- [Task goal] Transcribe all records exactly.
**** Data provided
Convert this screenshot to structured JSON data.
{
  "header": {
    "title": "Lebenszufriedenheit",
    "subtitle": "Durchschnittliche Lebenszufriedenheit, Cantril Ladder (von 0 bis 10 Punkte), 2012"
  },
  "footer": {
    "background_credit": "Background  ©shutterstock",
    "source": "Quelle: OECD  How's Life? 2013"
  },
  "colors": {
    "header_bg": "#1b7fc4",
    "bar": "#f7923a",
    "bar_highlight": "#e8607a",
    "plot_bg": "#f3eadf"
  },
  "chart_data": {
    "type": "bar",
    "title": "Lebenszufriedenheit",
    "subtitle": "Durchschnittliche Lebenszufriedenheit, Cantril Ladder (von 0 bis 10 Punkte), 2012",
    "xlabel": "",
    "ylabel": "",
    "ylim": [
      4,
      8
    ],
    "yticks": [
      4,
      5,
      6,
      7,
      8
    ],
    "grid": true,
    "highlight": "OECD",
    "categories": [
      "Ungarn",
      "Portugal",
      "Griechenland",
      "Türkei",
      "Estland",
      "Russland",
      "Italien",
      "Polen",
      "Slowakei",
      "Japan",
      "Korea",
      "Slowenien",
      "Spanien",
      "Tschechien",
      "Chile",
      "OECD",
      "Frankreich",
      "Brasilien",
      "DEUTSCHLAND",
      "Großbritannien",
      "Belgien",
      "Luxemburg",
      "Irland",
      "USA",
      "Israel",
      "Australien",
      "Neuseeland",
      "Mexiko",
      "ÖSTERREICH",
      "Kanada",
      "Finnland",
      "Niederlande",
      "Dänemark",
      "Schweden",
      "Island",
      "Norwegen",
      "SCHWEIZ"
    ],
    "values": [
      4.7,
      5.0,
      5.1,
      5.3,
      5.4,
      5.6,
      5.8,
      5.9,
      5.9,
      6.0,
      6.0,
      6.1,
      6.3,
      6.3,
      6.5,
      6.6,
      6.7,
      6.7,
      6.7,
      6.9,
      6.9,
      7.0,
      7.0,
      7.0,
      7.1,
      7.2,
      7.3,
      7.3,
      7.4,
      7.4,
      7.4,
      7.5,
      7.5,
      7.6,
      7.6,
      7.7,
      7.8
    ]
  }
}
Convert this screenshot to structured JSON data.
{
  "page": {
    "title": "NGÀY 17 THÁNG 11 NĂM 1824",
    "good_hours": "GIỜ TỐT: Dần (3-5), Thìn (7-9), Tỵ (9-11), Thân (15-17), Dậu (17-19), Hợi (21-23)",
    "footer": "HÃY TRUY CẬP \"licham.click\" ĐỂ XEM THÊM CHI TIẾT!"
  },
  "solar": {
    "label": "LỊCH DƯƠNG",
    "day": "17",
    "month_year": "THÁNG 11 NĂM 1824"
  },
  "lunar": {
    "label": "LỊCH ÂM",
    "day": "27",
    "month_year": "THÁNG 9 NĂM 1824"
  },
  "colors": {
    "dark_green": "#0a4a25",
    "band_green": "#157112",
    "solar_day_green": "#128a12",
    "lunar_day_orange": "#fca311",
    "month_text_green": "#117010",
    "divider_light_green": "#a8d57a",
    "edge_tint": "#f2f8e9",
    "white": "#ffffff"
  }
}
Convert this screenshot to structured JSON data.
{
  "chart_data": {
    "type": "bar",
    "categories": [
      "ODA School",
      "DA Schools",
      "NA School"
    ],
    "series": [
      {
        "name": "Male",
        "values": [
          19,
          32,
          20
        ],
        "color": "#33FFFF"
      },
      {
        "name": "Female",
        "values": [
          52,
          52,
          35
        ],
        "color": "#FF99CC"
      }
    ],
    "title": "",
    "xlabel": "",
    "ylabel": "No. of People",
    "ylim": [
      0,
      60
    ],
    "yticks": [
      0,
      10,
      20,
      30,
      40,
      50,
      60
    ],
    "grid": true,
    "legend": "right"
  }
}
********
- [The solution]
Convert this screenshot to structured JSON data.
{
  "header": {
    "title": "Lebenszufriedenheit",
    "subtitle": "Durchschnittliche Lebenszufriedenheit, Cantril Ladder (von 0 bis 10 Punkte), 2012"
  },
  "footer": {
    "background_credit": "Background  ©shutterstock",
    "source": "Quelle: OECD  How's Life? 2013"
  },
  "colors": {
    "header_bg": "#1b7fc4",
    "bar": "#f7923a",
    "bar_highlight": "#e8607a",
    "plot_bg": "#f3eadf"
  },
  "chart_data": {
    "type": "bar",
    "title": "Lebenszufriedenheit",
    "subtitle": "Durchschnittliche Lebenszufriedenheit, Cantril Ladder (von 0 bis 10 Punkte), 2012",
    "xlabel": "",
    "ylabel": "",
    "ylim": [
      4,
      8
    ],
    "yticks": [
      4,
      5,
      6,
      7,
      8
    ],
    "grid": true,
    "highlight": "OECD",
    "categories": [
      "Ungarn",
      "Portugal",
      "Griechenland",
      "Türkei",
      "Estland",
      "Russland",
      "Italien",
      "Polen",
      "Slowakei",
      "Japan",
      "Korea",
      "Slowenien",
      "Spanien",
      "Tschechien",
      "Chile",
      "OECD",
      "Frankreich",
      "Brasilien",
      "DEUTSCHLAND",
      "Großbritannien",
      "Belgien",
      "Luxemburg",
      "Irland",
      "USA",
      "Israel",
      "Australien",
      "Neuseeland",
      "Mexiko",
      "ÖSTERREICH",
      "Kanada",
      "Finnland",
      "Niederlande",
      "Dänemark",
      "Schweden",
      "Island",
      "Norwegen",
      "SCHWEIZ"
    ],
    "values": [
      4.7,
      5.0,
      5.1,
      5.3,
      5.4,
      5.6,
      5.8,
      5.9,
      5.9,
      6.0,
      6.0,
      6.1,
      6.3,
      6.3,
      6.5,
      6.6,
      6.7,
      6.7,
      6.7,
      6.9,
      6.9,
      7.0,
      7.0,
      7.0,
      7.1,
      7.2,
      7.3,
      7.3,
      7.4,
      7.4,
      7.4,
      7.5,
      7.5,
      7.6,
      7.6,
      7.7,
      7.8
    ]
  }
}
Convert this screenshot to structured JSON data.
{
  "page": {
    "title": "NGÀY 17 THÁNG 11 NĂM 1824",
    "good_hours": "GIỜ TỐT: Dần (3-5), Thìn (7-9), Tỵ (9-11), Thân (15-17), Dậu (17-19), Hợi (21-23)",
    "footer": "HÃY TRUY CẬP \"licham.click\" ĐỂ XEM THÊM CHI TIẾT!"
  },
  "solar": {
    "label": "LỊCH DƯƠNG",
    "day": "17",
    "month_year": "THÁNG 11 NĂM 1824"
  },
  "lunar": {
    "label": "LỊCH ÂM",
    "day": "27",
    "month_year": "THÁNG 9 NĂM 1824"
  },
  "colors": {
    "dark_green": "#0a4a25",
    "band_green": "#157112",
    "solar_day_green": "#128a12",
    "lunar_day_orange": "#fca311",
    "month_text_green": "#117010",
    "divider_light_green": "#a8d57a",
    "edge_tint": "#f2f8e9",
    "white": "#ffffff"
  }
}
Convert this screenshot to structured JSON data.
{
  "chart_data": {
    "type": "bar",
    "categories": [
      "ODA School",
      "DA Schools",
      "NA School"
    ],
    "series": [
      {
        "name": "Male",
        "values": [
          19,
          32,
          20
        ],
        "color": "#33FFFF"
      },
      {
        "name": "Female",
        "values": [
          52,
          52,
          35
        ],
        "color": "#FF99CC"
      }
    ],
    "title": "",
    "xlabel": "",
    "ylabel": "No. of People",
    "ylim": [
      0,
      60
    ],
    "yticks": [
      0,
      10,
      20,
      30,
      40,
      50,
      60
    ],
    "grid": true,
    "legend": "right"
  }
}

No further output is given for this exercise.